- Exercise requirements -
Report each line of the data that includes the word "this".
— START Exercise material —
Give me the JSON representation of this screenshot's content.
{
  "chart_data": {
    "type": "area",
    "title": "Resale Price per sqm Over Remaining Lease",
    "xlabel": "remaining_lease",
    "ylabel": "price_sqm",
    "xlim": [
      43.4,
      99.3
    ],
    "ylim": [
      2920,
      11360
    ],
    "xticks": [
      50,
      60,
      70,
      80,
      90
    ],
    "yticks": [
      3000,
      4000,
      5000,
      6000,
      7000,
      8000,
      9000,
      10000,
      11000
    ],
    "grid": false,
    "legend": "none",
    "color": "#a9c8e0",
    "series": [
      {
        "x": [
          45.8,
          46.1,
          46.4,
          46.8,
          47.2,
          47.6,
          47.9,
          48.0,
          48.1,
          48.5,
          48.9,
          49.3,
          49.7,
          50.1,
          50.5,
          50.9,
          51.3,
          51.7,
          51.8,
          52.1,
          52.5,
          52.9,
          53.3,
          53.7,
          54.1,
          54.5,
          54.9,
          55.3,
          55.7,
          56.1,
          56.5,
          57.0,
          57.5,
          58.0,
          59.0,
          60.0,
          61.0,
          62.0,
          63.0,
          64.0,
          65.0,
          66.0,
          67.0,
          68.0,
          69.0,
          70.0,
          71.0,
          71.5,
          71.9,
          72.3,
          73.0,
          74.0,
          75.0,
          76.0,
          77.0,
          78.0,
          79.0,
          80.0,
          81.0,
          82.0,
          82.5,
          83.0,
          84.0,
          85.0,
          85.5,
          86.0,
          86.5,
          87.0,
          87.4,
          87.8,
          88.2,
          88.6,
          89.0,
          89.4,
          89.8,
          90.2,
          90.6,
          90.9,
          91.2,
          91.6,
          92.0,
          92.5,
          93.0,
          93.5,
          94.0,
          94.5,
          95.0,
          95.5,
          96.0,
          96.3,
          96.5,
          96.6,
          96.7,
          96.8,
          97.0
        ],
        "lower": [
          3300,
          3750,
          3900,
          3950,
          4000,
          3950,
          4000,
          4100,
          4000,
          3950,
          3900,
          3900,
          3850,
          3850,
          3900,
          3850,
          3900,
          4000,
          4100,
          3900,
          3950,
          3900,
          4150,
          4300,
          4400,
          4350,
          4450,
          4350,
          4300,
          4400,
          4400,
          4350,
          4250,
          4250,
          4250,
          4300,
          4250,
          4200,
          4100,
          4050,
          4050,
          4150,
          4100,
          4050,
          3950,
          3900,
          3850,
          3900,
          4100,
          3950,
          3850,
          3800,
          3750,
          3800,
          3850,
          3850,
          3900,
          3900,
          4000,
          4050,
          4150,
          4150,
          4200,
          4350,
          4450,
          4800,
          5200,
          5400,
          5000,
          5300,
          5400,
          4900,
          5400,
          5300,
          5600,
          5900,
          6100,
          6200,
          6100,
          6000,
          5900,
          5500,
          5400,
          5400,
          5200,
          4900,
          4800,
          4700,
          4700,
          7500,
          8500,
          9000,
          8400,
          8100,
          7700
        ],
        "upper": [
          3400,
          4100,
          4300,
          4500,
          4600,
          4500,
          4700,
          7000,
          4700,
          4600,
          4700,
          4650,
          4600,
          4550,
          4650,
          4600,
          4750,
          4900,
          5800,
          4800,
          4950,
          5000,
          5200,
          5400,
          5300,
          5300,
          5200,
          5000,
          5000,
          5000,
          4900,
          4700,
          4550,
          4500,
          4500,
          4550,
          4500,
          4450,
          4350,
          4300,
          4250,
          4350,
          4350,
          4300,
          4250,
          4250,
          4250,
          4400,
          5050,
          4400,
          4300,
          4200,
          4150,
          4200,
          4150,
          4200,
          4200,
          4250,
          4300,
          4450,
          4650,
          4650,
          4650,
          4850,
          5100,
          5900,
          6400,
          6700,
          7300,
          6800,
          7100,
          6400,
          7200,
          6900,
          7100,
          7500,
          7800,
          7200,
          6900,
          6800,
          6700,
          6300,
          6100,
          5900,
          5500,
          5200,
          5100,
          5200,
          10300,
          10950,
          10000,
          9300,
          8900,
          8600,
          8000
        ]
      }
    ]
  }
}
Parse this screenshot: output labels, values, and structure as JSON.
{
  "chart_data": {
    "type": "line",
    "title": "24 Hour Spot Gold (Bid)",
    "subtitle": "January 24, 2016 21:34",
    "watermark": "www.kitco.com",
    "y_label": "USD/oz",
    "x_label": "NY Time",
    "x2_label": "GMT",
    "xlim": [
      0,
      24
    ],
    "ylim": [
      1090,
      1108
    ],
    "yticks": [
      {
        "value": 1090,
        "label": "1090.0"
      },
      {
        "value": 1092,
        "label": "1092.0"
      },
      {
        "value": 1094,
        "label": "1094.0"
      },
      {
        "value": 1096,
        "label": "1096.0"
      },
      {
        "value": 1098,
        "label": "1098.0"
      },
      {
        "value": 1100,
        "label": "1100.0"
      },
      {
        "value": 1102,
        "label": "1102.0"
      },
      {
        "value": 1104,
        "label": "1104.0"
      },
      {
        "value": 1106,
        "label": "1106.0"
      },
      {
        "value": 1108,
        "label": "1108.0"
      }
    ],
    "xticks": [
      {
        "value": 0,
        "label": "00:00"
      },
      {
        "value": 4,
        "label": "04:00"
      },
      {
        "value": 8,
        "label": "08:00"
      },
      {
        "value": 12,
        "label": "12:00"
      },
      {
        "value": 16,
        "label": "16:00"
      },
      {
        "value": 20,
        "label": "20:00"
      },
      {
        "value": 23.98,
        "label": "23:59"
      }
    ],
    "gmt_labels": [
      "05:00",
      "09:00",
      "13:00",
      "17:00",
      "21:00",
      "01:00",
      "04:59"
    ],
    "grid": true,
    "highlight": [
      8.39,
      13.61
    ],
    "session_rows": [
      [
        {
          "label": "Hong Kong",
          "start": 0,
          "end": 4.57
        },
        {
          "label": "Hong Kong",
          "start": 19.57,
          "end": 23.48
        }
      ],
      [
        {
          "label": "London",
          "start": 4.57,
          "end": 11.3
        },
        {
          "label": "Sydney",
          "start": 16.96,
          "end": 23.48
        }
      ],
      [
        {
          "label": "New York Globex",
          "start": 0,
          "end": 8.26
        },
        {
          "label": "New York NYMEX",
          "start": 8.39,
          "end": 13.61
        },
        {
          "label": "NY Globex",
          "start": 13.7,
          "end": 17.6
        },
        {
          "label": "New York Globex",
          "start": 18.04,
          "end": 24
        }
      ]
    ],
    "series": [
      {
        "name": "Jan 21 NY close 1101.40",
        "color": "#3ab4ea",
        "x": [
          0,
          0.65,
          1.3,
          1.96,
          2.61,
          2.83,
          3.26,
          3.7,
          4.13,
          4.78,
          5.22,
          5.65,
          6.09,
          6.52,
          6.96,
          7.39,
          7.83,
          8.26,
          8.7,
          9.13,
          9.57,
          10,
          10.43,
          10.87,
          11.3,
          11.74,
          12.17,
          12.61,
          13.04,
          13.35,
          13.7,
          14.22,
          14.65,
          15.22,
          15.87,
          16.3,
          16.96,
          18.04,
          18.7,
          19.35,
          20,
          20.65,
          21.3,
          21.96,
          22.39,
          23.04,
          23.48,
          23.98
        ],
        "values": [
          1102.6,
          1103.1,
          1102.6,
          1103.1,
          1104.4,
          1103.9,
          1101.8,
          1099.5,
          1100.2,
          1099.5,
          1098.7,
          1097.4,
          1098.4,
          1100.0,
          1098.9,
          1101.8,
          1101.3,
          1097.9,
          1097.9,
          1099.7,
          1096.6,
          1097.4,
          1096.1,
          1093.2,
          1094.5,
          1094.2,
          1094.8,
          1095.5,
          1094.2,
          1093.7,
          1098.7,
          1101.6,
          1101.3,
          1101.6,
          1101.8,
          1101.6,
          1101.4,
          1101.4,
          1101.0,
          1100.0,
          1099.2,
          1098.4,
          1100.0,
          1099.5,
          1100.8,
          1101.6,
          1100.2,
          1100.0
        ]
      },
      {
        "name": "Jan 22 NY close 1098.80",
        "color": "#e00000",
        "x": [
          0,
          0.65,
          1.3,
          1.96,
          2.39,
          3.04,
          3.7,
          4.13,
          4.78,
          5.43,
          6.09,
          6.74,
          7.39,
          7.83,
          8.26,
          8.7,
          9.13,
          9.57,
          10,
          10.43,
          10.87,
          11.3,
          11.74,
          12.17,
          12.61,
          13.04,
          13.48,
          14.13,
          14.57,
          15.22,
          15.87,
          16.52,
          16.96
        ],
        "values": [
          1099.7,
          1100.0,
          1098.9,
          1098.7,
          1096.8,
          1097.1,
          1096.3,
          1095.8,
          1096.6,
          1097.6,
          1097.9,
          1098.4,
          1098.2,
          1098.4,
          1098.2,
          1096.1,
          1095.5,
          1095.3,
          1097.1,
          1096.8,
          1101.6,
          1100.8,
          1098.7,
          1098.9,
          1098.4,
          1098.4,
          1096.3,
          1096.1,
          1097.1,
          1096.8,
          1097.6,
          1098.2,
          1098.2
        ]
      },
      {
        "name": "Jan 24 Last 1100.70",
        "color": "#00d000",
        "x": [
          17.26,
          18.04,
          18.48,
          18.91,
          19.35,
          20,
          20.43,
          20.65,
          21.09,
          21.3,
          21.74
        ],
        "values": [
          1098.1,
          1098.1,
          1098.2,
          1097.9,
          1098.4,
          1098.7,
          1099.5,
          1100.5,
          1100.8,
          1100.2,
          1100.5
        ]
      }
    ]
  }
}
— END Exercise material —
- Solution -
Give me the JSON representation of this screenshot's content.
Parse this screenshot: output labels, values, and structure as JSON.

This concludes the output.